TASK STATEMENT
Find the lines with the string "preview" and return them.

━━━━━ TASK INPUT

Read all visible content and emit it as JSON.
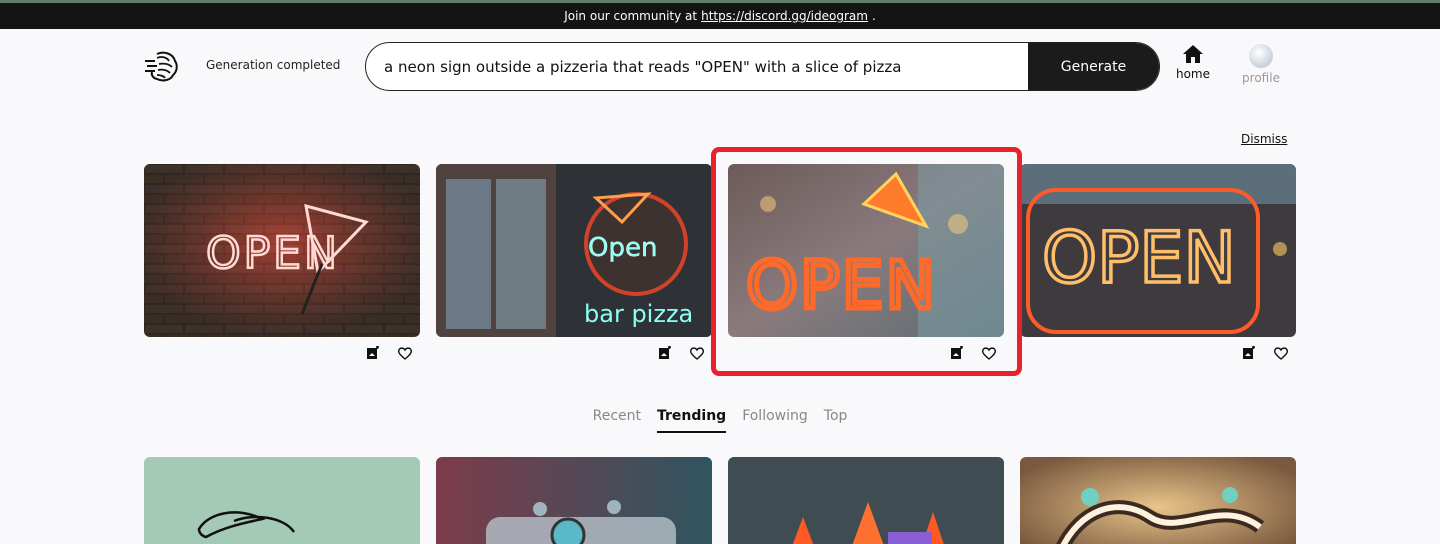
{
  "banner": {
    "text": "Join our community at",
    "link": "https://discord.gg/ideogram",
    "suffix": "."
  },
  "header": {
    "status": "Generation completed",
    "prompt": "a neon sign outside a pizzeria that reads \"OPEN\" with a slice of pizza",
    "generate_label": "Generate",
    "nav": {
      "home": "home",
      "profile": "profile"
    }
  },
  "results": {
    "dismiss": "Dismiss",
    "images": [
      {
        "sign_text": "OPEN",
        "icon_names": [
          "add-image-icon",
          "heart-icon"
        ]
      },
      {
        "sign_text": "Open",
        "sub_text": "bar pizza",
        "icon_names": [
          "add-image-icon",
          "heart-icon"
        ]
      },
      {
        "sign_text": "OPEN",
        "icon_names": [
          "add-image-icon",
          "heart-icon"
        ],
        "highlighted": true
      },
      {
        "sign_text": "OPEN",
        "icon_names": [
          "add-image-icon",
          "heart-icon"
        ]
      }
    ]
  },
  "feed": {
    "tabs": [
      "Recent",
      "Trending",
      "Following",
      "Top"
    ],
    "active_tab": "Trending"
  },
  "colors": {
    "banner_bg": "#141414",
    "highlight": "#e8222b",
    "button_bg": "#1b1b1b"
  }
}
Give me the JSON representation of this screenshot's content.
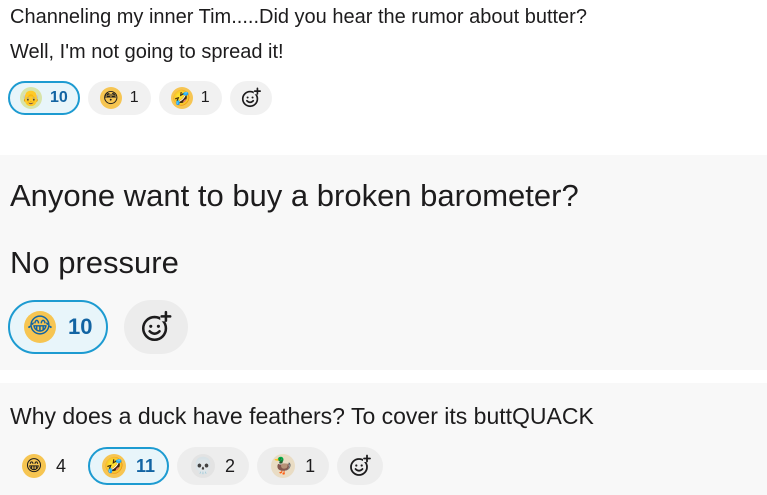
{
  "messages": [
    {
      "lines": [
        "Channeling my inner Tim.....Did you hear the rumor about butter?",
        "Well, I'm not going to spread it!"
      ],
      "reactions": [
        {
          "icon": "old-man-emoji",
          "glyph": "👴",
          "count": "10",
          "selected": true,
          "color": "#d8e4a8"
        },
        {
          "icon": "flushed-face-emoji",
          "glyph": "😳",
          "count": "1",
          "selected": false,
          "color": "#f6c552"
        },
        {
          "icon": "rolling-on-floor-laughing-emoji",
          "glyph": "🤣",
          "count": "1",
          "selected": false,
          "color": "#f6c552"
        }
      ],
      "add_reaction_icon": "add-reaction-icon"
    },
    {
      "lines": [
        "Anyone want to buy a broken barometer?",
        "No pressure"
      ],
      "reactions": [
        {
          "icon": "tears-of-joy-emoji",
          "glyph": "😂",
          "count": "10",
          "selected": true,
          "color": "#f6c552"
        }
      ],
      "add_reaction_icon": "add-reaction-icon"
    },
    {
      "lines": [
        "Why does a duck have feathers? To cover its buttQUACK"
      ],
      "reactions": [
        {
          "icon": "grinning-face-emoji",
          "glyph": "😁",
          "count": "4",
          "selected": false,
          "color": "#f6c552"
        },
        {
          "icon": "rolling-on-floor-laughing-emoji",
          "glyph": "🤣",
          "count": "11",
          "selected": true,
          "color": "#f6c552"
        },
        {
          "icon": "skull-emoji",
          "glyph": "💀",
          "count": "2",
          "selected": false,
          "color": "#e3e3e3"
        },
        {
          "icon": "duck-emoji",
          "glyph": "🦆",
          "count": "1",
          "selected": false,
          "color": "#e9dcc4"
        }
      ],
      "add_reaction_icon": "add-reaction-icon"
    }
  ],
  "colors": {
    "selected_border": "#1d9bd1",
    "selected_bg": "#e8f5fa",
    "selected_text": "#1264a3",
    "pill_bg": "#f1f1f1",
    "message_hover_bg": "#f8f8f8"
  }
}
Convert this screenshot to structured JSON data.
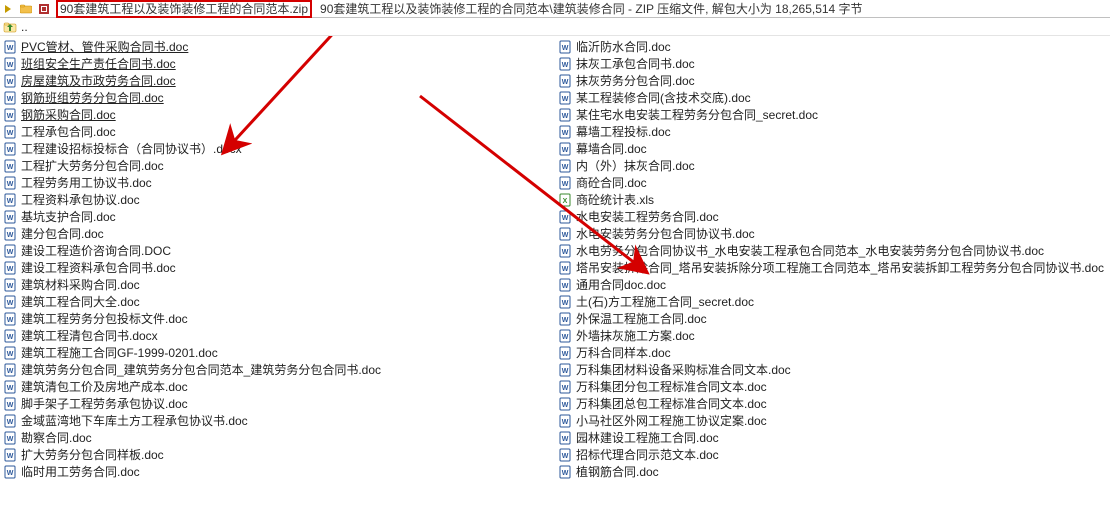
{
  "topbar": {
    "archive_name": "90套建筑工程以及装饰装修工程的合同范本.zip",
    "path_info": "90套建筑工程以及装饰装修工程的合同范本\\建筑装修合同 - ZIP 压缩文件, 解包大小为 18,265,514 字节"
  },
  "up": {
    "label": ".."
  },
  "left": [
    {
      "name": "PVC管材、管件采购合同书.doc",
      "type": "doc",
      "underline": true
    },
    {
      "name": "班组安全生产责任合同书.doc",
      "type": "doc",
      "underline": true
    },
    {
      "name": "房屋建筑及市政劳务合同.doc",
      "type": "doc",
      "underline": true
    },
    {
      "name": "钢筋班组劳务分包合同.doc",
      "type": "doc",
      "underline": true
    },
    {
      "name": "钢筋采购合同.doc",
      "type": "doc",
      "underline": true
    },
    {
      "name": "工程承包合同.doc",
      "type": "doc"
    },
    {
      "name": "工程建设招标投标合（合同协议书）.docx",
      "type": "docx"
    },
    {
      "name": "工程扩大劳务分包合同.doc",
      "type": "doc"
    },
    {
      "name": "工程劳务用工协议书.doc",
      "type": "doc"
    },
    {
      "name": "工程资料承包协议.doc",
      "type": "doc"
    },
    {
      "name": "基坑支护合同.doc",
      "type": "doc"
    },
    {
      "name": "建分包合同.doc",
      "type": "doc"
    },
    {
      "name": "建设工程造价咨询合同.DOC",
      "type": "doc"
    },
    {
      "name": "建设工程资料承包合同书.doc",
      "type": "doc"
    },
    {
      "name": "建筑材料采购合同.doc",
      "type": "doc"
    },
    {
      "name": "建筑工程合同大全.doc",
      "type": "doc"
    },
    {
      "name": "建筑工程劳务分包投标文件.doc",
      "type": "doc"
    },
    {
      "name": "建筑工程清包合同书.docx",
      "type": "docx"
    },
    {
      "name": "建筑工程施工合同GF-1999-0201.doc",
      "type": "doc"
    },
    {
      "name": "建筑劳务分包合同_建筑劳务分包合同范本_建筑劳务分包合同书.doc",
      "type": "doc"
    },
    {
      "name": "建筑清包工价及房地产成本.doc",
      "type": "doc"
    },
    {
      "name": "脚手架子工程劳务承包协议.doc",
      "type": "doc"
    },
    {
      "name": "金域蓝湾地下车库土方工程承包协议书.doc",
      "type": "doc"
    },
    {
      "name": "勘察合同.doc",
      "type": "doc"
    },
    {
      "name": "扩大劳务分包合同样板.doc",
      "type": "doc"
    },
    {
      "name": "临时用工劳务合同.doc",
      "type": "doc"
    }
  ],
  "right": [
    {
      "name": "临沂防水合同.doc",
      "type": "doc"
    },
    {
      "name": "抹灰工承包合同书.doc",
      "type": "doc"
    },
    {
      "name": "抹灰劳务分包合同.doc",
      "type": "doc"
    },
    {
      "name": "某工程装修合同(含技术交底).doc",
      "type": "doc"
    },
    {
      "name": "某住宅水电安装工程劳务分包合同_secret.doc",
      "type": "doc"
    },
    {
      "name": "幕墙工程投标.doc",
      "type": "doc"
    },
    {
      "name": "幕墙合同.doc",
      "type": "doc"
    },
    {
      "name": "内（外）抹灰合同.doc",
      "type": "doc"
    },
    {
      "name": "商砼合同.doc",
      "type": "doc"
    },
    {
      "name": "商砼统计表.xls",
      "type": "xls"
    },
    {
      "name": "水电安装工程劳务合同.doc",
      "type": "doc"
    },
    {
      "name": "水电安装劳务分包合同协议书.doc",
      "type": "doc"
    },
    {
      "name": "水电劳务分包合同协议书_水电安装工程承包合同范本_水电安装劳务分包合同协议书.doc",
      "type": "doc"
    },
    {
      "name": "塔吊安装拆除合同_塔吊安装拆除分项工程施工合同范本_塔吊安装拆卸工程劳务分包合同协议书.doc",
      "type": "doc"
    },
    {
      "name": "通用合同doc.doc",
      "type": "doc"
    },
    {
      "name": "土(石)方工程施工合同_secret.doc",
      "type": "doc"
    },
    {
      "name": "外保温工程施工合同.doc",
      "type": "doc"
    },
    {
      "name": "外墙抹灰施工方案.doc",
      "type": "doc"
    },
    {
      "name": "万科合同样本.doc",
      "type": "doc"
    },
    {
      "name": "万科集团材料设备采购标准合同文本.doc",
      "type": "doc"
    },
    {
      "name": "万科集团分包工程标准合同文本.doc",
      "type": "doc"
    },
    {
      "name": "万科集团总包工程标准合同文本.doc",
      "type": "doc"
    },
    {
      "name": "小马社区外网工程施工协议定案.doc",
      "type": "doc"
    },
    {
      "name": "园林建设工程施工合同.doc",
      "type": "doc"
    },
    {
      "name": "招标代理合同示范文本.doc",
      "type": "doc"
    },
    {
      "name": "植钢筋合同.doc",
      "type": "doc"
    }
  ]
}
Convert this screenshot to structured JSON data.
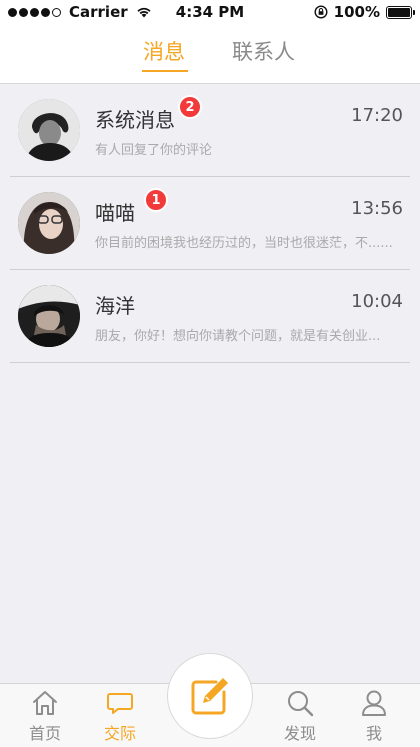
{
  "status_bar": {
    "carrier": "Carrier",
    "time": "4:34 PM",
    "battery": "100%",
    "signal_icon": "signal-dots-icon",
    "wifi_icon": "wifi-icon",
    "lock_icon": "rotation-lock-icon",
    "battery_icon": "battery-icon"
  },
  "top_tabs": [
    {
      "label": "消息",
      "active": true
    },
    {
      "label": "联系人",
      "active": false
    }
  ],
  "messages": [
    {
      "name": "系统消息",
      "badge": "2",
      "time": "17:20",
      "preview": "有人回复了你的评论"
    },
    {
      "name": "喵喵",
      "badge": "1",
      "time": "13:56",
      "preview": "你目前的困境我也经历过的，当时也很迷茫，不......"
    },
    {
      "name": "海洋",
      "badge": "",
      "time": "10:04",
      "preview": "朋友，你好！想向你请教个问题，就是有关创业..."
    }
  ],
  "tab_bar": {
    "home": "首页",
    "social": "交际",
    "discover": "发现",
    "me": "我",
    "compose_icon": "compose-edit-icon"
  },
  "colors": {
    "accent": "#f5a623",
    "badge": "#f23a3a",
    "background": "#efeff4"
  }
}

━━━━━━━━━━

CORRECT RESPONSE
      "preview": "有人回复了你的评论"
      "preview": "你目前的困境我也经历过的，当时也很迷茫，不......"
      "preview": "朋友，你好！想向你请教个问题，就是有关创业..."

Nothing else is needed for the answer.